PROBLEM TO WORK ON
Repeat the data. Keep each line identical.

--- EXERCISE MATERIALS Enclosed Below ---

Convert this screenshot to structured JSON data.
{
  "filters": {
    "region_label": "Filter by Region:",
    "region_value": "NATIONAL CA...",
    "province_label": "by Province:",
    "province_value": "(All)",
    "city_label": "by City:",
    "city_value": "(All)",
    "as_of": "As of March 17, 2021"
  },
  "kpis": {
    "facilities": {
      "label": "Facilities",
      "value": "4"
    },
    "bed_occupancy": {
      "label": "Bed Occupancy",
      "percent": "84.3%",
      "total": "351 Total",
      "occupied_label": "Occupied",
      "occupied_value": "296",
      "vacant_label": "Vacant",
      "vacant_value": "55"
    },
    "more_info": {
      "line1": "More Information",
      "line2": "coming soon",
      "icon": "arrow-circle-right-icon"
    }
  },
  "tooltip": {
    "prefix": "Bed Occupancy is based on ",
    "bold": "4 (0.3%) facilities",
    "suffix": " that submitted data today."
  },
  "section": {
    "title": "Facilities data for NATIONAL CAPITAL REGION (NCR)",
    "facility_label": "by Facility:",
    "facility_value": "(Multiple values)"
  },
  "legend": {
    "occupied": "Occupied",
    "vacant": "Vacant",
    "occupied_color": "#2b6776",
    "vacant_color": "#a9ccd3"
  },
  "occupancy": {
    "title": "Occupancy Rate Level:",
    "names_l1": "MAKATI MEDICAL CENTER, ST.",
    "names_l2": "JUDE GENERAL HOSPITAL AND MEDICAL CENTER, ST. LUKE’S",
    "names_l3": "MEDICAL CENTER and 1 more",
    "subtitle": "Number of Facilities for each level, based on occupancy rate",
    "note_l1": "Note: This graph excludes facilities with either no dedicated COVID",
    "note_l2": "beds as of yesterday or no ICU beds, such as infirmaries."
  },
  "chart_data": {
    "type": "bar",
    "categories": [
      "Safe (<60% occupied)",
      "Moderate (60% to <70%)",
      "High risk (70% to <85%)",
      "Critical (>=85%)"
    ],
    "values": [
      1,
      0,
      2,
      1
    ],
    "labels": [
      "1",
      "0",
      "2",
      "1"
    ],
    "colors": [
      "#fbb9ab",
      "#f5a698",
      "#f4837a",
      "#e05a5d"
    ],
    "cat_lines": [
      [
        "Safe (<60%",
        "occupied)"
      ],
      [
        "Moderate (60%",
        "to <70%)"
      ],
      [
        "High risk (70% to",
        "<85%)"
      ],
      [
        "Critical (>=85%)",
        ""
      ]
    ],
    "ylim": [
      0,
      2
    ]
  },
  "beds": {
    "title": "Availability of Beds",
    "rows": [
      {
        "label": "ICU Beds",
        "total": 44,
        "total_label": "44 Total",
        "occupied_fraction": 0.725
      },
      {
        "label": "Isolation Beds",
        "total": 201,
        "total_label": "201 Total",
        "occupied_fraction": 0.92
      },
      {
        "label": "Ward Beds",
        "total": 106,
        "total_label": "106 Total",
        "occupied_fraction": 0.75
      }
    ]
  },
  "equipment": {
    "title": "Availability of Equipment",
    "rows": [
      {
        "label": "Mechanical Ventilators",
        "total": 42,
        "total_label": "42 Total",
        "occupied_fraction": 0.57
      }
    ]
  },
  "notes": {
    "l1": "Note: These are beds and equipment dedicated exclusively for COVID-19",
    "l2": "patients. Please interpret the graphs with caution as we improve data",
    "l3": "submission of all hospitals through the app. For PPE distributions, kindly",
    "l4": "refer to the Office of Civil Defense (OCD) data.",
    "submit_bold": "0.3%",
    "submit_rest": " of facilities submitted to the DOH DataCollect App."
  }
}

--- End of Enclosed EXERCISE MATERIALS ---

RESPONSE
Convert this screenshot to structured JSON data.
{
  "filters": {
    "region_label": "Filter by Region:",
    "region_value": "NATIONAL CA...",
    "province_label": "by Province:",
    "province_value": "(All)",
    "city_label": "by City:",
    "city_value": "(All)",
    "as_of": "As of March 17, 2021"
  },
  "kpis": {
    "facilities": {
      "label": "Facilities",
      "value": "4"
    },
    "bed_occupancy": {
      "label": "Bed Occupancy",
      "percent": "84.3%",
      "total": "351 Total",
      "occupied_label": "Occupied",
      "occupied_value": "296",
      "vacant_label": "Vacant",
      "vacant_value": "55"
    },
    "more_info": {
      "line1": "More Information",
      "line2": "coming soon",
      "icon": "arrow-circle-right-icon"
    }
  },
  "tooltip": {
    "prefix": "Bed Occupancy is based on ",
    "bold": "4 (0.3%) facilities",
    "suffix": " that submitted data today."
  },
  "section": {
    "title": "Facilities data for NATIONAL CAPITAL REGION (NCR)",
    "facility_label": "by Facility:",
    "facility_value": "(Multiple values)"
  },
  "legend": {
    "occupied": "Occupied",
    "vacant": "Vacant",
    "occupied_color": "#2b6776",
    "vacant_color": "#a9ccd3"
  },
  "occupancy": {
    "title": "Occupancy Rate Level:",
    "names_l1": "MAKATI MEDICAL CENTER, ST.",
    "names_l2": "JUDE GENERAL HOSPITAL AND MEDICAL CENTER, ST. LUKE’S",
    "names_l3": "MEDICAL CENTER and 1 more",
    "subtitle": "Number of Facilities for each level, based on occupancy rate",
    "note_l1": "Note: This graph excludes facilities with either no dedicated COVID",
    "note_l2": "beds as of yesterday or no ICU beds, such as infirmaries."
  },
  "chart_data": {
    "type": "bar",
    "categories": [
      "Safe (<60% occupied)",
      "Moderate (60% to <70%)",
      "High risk (70% to <85%)",
      "Critical (>=85%)"
    ],
    "values": [
      1,
      0,
      2,
      1
    ],
    "labels": [
      "1",
      "0",
      "2",
      "1"
    ],
    "colors": [
      "#fbb9ab",
      "#f5a698",
      "#f4837a",
      "#e05a5d"
    ],
    "cat_lines": [
      [
        "Safe (<60%",
        "occupied)"
      ],
      [
        "Moderate (60%",
        "to <70%)"
      ],
      [
        "High risk (70% to",
        "<85%)"
      ],
      [
        "Critical (>=85%)",
        ""
      ]
    ],
    "ylim": [
      0,
      2
    ]
  },
  "beds": {
    "title": "Availability of Beds",
    "rows": [
      {
        "label": "ICU Beds",
        "total": 44,
        "total_label": "44 Total",
        "occupied_fraction": 0.725
      },
      {
        "label": "Isolation Beds",
        "total": 201,
        "total_label": "201 Total",
        "occupied_fraction": 0.92
      },
      {
        "label": "Ward Beds",
        "total": 106,
        "total_label": "106 Total",
        "occupied_fraction": 0.75
      }
    ]
  },
  "equipment": {
    "title": "Availability of Equipment",
    "rows": [
      {
        "label": "Mechanical Ventilators",
        "total": 42,
        "total_label": "42 Total",
        "occupied_fraction": 0.57
      }
    ]
  },
  "notes": {
    "l1": "Note: These are beds and equipment dedicated exclusively for COVID-19",
    "l2": "patients. Please interpret the graphs with caution as we improve data",
    "l3": "submission of all hospitals through the app. For PPE distributions, kindly",
    "l4": "refer to the Office of Civil Defense (OCD) data.",
    "submit_bold": "0.3%",
    "submit_rest": " of facilities submitted to the DOH DataCollect App."
  }
}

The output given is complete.